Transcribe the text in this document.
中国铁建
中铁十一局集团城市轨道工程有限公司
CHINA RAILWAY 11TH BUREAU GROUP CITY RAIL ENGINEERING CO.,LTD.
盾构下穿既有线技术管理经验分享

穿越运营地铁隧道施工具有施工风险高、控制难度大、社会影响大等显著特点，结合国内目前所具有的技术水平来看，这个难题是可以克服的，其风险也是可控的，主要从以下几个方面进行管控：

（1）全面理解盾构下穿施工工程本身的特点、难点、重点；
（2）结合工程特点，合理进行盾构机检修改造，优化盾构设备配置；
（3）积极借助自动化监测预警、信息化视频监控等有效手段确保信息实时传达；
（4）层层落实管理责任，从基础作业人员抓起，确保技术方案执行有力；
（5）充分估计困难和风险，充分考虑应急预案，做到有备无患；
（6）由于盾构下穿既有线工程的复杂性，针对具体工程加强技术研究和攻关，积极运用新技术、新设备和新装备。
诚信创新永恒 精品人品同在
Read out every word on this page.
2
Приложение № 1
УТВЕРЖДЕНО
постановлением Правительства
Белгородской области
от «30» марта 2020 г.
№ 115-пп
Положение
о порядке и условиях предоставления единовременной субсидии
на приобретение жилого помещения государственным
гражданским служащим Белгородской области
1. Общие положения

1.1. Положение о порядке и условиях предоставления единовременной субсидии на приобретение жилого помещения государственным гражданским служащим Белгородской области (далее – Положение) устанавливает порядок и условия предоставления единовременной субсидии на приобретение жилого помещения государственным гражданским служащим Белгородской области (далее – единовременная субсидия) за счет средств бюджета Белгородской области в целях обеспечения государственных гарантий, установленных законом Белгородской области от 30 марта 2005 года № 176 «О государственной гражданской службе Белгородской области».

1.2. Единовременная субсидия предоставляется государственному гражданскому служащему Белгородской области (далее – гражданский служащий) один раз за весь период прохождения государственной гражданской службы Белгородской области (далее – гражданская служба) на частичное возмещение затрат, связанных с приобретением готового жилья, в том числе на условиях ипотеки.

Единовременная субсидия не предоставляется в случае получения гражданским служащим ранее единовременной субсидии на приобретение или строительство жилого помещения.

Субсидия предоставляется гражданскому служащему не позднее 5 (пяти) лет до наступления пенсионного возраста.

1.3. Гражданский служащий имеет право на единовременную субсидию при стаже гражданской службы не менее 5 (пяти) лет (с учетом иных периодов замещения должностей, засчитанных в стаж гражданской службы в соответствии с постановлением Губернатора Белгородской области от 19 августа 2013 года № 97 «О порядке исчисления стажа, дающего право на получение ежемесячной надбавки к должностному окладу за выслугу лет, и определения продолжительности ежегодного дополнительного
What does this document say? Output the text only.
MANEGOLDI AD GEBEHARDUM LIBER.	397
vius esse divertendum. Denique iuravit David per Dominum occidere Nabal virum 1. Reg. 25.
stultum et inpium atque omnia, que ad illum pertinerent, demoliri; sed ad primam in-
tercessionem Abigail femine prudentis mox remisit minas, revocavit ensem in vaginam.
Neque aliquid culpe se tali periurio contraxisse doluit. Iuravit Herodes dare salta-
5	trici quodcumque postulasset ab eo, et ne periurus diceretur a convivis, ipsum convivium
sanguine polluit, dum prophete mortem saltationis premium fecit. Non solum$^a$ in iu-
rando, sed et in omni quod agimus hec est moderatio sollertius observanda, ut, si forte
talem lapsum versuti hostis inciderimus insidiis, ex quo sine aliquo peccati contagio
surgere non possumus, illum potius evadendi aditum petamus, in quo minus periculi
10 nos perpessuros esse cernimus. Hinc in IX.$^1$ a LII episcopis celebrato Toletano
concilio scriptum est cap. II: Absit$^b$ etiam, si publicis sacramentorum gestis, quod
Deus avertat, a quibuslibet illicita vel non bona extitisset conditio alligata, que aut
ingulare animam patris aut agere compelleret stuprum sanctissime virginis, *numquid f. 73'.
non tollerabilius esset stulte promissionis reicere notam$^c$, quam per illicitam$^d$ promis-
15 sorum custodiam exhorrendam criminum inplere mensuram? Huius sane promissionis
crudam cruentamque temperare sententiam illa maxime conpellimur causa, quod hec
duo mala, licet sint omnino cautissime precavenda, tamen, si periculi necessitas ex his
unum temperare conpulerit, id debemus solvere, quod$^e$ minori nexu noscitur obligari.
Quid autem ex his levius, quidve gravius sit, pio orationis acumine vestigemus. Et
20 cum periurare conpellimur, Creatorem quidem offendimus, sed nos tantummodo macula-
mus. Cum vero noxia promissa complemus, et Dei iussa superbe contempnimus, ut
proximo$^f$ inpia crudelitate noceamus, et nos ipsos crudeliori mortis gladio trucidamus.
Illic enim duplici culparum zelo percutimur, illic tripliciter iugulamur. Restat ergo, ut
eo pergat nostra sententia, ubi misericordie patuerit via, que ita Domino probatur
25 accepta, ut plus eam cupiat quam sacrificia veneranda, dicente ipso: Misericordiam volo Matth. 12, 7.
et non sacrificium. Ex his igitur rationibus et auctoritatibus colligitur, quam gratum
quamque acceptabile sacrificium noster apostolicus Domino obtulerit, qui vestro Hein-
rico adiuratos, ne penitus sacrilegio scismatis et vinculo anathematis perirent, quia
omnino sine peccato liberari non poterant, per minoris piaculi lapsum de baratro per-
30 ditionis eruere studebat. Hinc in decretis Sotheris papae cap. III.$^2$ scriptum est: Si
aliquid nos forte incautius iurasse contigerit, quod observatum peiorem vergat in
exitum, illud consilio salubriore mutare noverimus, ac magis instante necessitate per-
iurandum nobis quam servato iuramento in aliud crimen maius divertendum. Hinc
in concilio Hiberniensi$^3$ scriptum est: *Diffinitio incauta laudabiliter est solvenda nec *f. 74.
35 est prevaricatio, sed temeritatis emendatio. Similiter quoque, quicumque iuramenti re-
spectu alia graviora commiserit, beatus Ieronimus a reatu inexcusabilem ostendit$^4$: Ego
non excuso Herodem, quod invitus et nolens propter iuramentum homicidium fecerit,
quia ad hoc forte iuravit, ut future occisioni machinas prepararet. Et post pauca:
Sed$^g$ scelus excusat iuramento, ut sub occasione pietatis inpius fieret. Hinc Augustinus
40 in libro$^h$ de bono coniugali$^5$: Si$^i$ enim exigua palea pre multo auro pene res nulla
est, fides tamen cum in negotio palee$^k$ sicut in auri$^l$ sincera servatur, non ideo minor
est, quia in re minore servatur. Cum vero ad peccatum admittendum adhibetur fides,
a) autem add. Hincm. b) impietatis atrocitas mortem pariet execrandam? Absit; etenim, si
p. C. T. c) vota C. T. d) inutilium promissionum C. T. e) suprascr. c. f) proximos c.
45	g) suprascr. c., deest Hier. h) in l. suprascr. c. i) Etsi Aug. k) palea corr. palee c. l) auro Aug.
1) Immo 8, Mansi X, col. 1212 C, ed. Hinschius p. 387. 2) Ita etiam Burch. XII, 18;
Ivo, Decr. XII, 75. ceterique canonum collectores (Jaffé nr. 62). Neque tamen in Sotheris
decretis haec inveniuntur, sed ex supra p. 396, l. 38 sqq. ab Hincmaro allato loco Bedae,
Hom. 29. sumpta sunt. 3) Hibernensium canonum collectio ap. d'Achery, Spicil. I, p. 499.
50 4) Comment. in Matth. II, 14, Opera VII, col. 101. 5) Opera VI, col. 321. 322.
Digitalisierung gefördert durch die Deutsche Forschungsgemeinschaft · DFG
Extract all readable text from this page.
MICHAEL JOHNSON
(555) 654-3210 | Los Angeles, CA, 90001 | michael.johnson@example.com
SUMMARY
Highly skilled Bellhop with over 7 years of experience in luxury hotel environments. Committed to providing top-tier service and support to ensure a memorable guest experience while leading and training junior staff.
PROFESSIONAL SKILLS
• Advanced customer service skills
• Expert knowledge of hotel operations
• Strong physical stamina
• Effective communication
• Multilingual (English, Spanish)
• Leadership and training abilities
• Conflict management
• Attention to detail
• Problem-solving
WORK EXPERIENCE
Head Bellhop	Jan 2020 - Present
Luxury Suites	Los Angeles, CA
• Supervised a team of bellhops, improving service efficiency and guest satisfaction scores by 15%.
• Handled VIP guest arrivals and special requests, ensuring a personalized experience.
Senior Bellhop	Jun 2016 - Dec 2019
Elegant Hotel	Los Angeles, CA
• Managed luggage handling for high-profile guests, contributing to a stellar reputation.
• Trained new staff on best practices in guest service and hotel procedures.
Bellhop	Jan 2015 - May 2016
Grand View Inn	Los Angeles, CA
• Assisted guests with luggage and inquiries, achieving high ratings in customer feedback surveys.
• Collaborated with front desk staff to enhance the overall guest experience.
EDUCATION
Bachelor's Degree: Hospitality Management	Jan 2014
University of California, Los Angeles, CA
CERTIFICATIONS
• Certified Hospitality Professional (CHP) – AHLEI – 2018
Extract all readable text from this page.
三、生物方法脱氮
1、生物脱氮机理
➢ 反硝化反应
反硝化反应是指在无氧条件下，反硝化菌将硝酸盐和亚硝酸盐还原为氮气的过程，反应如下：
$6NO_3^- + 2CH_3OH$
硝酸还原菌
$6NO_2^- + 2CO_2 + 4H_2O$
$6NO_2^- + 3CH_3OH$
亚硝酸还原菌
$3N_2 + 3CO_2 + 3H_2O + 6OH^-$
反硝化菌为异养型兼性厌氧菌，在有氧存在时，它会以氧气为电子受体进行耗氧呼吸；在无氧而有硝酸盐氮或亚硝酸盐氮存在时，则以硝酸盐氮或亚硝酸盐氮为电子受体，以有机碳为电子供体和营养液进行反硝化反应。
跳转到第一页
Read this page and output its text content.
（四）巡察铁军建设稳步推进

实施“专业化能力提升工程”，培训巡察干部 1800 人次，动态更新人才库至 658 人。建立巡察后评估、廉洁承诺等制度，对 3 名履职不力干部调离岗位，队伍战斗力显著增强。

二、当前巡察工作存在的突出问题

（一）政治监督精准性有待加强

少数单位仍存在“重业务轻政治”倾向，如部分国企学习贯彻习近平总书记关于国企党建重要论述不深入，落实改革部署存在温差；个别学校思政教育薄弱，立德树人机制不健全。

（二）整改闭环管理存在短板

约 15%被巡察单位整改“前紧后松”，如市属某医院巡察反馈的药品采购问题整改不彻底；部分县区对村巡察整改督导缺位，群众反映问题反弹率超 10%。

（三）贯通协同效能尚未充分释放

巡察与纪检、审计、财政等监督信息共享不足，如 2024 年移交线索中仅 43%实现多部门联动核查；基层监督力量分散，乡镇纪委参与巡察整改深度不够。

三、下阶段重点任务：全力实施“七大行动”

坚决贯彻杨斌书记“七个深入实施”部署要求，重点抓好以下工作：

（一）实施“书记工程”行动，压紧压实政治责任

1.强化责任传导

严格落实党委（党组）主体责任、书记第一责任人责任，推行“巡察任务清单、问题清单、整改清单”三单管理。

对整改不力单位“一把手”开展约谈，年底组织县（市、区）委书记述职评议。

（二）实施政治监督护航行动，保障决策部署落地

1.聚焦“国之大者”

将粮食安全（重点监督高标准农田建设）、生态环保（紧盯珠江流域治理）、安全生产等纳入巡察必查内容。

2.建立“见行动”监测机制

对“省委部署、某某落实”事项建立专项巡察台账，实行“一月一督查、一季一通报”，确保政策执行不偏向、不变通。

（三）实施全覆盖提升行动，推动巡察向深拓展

* * *

EXERCISE REQUIREMENTS: Show all lines from the listing above in which "service" appears.

RESULT OF THIS TASK:
Highly skilled Bellhop with over 7 years of experience in luxury hotel environments. Committed to providing top-tier service and support to ensure a memorable guest experience while leading and training junior staff.
• Advanced customer service skills
• Supervised a team of bellhops, improving service efficiency and guest satisfaction scores by 15%.
• Trained new staff on best practices in guest service and hotel procedures.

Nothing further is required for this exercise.